**Challenge**
Reproduce everything from "I tried varying" down to "your help ! =)" in the forum post below about running out of GPU memory with torch.nn.Bilinear.

**Selected extract**
══════════════════════════════

GPU out of memory with torch.nn.Bilinear

Hello,

I am currently trying to train a model which includes among other modules the torch.nn.Bilinear one :

self.batch_size = 1
input_len = 100
output_len = 2
self.bilinear = nn.Bilinear(
            input_len,
            input_len,
            output_len,
            bias=False,
        )
 self.left_indices = [
            index
            for index in range(config["max_seq_len"])
            for _ in range(config["max_seq_len"] - index)
        ]
self.right_indices = [
            higher_index
            for index in range(config["max_seq_len"])
            for higher_index in range(index, config["max_seq_len"])
        ]

Which I use this way during training :

...
output_tensor = torch.zeros(
            self.batch_size,
            self.max_seq_len,
            self.max_seq_len,
            self.output_len,
            device=used_device,
        )
output_tensor[
                :, self.left_indices, self.right_indices
            ] = self.bilinear(
            input_left[:, self.left_indices],
            input_right[:, self.right_indices],
        )
....

However I hit the traditional “CUDA out of memory.” (which seems to happen when processing a second batch)

I tried varying the size of the two input tensors (from 1 to 100) and the resource allocated to the GPU takes up to 8GB with a Batch size of 1.

Is this normal or am I doing something wrong ? (assigning the module output to a tensor like that ?)

Thank you for your help ! =)

══════════════════════════════

**Raw records**

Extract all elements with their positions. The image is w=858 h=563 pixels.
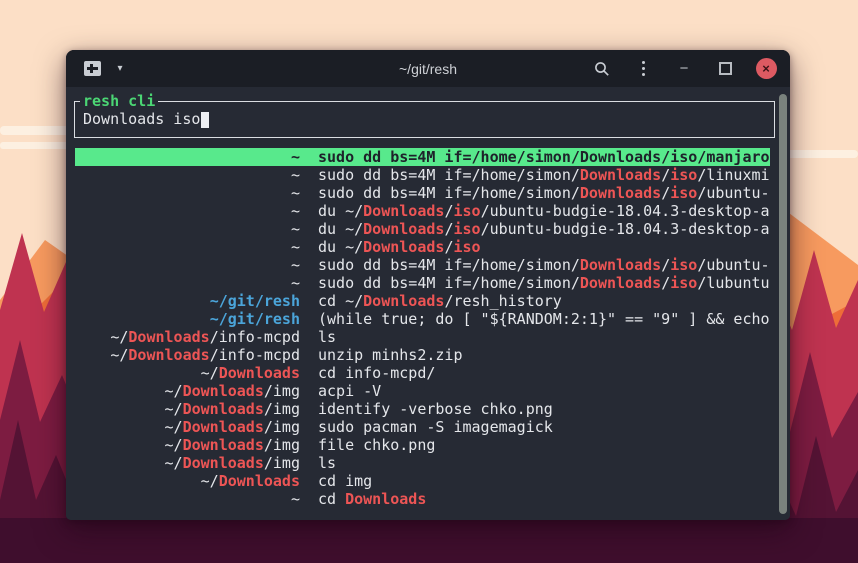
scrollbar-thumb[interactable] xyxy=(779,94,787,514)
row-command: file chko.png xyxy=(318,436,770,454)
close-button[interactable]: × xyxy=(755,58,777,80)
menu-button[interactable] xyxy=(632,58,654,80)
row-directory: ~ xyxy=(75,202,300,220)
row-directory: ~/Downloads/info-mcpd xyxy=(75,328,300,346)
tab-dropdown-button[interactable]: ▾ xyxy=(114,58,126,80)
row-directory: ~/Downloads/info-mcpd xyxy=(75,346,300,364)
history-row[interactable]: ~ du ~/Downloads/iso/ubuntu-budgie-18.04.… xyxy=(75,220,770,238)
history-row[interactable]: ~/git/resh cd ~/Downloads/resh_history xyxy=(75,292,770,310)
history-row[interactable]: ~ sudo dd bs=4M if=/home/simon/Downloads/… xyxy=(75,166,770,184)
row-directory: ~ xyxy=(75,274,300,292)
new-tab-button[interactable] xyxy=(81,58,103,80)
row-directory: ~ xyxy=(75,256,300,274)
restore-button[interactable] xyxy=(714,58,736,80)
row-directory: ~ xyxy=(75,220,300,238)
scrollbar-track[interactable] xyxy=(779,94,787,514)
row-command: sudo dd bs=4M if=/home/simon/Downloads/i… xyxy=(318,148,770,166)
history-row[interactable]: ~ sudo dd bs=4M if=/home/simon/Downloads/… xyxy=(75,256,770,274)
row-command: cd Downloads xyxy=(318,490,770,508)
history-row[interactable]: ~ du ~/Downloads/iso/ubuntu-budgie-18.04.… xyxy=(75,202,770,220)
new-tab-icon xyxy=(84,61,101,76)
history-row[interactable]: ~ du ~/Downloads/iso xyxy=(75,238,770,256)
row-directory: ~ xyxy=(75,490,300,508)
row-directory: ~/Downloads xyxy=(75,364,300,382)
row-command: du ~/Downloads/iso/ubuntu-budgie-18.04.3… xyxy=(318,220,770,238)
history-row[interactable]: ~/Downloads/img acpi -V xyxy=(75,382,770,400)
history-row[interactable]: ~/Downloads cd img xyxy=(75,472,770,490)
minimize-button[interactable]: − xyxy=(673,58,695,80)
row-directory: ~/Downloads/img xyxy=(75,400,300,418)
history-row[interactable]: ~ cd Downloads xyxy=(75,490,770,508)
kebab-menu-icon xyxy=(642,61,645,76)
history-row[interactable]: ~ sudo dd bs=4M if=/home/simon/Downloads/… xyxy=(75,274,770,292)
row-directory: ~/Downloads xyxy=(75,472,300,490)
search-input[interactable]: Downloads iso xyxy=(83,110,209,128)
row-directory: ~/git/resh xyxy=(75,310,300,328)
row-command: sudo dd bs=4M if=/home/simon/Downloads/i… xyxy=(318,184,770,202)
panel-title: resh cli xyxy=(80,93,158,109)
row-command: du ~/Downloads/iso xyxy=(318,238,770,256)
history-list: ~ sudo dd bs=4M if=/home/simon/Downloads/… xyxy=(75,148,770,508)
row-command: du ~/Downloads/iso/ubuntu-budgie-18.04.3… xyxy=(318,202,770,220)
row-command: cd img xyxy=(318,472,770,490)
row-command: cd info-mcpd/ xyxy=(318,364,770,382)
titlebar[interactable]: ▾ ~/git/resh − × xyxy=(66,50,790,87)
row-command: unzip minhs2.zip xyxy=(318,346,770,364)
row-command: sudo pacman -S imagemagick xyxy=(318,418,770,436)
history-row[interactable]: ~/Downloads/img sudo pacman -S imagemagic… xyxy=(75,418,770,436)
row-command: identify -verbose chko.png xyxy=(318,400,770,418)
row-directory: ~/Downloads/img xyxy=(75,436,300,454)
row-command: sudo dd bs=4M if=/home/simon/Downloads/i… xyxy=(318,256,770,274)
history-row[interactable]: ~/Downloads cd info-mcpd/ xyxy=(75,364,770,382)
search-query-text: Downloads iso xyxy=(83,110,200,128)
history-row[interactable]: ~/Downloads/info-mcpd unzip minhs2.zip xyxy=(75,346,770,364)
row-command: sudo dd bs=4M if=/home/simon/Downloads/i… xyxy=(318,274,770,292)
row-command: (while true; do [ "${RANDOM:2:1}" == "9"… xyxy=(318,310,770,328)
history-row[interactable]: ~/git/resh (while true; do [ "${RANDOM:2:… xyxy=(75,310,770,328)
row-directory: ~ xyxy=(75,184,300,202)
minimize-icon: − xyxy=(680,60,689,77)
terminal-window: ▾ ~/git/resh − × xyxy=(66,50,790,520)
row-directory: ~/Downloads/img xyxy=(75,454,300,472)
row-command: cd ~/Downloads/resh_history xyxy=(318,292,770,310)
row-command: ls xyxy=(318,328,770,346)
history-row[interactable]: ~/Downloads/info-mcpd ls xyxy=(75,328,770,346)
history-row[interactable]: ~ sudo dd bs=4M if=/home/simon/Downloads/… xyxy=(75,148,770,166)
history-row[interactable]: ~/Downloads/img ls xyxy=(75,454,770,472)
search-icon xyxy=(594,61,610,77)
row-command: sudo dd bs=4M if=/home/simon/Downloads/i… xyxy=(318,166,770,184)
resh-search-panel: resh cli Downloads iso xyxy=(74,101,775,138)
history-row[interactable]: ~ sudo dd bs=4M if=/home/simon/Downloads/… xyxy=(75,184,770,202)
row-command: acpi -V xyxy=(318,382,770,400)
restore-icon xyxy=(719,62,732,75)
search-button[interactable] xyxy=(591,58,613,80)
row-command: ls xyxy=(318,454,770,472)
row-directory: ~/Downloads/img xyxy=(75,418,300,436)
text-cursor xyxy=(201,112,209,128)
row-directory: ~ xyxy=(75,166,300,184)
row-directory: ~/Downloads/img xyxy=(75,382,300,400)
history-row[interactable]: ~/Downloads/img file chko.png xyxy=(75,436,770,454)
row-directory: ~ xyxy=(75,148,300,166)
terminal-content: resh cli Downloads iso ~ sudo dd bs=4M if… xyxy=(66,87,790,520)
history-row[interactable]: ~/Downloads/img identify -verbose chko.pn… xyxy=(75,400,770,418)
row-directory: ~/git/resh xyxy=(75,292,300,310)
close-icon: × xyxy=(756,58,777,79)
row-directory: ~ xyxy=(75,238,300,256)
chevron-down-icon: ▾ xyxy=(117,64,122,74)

══════════════════════════════

**Exercise answer**
I tried varying the size of the two input tensors (from 1 to 100) and the resource allocated to the GPU takes up to 8GB with a Batch size of 1.

Is this normal or am I doing something wrong ? (assigning the module output to a tensor like that ?)

Thank you for your help ! =)